Perec endeavoured throughout his writings to describe the real world and the complexity of modern society. In describing everyday life, he attempts to grasp "not what the official (institutional) discourse calls the event, the important, but what is underneath, the infra-ordinary, the background noise which constitutes every moment of our everyday life." Michael Johansson's quest is no different. By rearranging the kitchen utensils under a stool, he creates a new layout and gives a new status to all these objects.

One also finds back the sense of detail of Susan Collis in her work Untitled (platinum staples). She fixed a white page to the wall with staples made out of platinum, one of the world’s most precious metals

It was just too tempting for Perec to deviate from his writing plan which was to describe 100 rooms. To thwart this logic, he decided to write only 99 chapters, leaving one room undescribed. In order to highlight this observation, it was decided not to open the apartment located on the top floor of the building. Nevertheless, Ignasi Aballí proposed to incorporate this space without actually opening it up, placing a surveillance camera which films it 24/7, but with new viewpoint every day. The live transmission is in real time on a monitor placed in an office. Challenging in this way the boundaries between public and private, between work and document, Aballí incorporates the private space into the public space.

# # #

*Required task 1*
Repeat everything in the passage on Perec from "Perec endeavoured throughout" down to "all these objects.".

Region annotation records
# # #

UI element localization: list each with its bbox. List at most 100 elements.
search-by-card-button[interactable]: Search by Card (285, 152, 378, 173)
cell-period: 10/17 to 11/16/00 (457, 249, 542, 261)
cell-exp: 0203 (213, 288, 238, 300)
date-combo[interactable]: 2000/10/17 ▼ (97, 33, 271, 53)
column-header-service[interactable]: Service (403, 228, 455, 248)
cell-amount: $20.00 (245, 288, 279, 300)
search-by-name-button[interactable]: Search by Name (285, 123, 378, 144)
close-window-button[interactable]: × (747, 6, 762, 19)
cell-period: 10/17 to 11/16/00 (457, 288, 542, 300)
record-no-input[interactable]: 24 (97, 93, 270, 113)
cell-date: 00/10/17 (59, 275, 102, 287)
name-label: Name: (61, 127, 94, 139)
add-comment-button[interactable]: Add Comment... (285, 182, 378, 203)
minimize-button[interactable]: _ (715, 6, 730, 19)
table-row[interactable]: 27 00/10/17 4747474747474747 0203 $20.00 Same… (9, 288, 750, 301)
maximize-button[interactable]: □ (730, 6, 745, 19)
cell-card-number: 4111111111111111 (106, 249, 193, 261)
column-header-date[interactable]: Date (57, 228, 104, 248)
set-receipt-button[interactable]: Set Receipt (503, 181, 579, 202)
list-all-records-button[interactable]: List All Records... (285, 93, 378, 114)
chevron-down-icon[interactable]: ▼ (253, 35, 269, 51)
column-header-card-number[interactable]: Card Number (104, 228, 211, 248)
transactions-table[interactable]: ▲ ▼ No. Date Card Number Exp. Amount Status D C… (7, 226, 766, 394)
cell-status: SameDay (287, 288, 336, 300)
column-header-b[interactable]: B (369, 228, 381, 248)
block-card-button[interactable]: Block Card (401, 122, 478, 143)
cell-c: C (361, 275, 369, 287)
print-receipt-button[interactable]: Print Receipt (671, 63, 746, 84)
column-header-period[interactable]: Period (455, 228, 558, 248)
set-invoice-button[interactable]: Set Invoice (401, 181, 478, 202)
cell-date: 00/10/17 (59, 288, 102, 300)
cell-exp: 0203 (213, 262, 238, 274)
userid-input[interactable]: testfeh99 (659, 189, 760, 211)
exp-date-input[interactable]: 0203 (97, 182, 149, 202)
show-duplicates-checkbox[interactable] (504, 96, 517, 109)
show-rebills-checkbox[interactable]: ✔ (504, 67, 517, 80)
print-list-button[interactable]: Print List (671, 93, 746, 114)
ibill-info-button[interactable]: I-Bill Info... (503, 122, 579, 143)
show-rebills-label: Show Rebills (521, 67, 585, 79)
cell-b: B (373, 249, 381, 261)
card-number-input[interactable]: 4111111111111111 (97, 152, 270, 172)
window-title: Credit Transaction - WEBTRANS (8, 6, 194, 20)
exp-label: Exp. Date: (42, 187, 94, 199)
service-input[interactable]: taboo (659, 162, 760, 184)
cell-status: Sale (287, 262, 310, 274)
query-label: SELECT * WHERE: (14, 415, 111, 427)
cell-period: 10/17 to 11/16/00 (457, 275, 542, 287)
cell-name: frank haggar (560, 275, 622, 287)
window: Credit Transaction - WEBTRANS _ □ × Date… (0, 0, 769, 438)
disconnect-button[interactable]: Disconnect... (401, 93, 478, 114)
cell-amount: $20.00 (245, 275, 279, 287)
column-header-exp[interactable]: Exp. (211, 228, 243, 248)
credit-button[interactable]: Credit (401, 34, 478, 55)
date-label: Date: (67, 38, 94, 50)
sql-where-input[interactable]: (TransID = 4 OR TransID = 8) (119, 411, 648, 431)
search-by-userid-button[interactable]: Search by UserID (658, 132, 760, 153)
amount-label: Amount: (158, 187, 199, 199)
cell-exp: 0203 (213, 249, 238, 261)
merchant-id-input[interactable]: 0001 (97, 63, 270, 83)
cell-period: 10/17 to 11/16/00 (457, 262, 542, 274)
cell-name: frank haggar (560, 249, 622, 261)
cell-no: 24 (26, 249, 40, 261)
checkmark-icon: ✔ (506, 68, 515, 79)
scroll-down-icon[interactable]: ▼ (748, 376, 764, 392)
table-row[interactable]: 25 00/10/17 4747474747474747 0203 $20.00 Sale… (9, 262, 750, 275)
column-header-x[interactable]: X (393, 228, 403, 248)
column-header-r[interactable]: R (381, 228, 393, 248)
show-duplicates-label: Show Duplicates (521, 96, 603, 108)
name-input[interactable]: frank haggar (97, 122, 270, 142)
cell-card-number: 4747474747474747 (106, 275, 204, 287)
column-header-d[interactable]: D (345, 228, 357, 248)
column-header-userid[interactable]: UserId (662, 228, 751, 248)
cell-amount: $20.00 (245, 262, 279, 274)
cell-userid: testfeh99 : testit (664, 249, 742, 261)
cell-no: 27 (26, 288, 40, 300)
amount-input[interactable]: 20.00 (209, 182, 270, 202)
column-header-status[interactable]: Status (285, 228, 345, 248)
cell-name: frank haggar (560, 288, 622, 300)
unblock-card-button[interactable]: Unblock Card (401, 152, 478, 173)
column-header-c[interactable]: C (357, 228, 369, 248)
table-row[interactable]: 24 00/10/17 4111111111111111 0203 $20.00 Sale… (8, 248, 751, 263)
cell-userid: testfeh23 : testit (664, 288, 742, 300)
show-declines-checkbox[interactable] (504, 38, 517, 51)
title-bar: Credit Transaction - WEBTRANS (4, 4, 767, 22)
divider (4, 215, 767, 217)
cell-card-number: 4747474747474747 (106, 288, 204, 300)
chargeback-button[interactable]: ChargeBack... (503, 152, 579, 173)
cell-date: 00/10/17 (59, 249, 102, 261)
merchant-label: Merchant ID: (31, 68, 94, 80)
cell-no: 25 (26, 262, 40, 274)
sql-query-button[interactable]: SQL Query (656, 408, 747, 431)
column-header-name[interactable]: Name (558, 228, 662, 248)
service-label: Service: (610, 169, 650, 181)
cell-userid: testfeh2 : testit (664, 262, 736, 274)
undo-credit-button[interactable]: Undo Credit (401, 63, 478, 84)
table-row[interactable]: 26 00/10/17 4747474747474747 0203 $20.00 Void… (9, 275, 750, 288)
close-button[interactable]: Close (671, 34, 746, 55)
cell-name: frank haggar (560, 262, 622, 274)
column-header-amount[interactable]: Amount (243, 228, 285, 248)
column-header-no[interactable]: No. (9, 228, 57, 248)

# # #

*Required task 2*
Report, unchanged, each line of the records that contains the string "Search".

*Output 1*
Perec endeavoured throughout his writings to describe the real world and the complexity of modern society. In describing everyday life, he attempts to grasp "not what the official (institutional) discourse calls the event, the important, but what is underneath, the infra-ordinary, the background noise which constitutes every moment of our everyday life." Michael Johansson's quest is no different. By rearranging the kitchen utensils under a stool, he creates a new layout and gives a new status to all these objects.

*Output 2*
search-by-card-button[interactable]: Search by Card (285, 152, 378, 173)
search-by-name-button[interactable]: Search by Name (285, 123, 378, 144)
search-by-userid-button[interactable]: Search by UserID (658, 132, 760, 153)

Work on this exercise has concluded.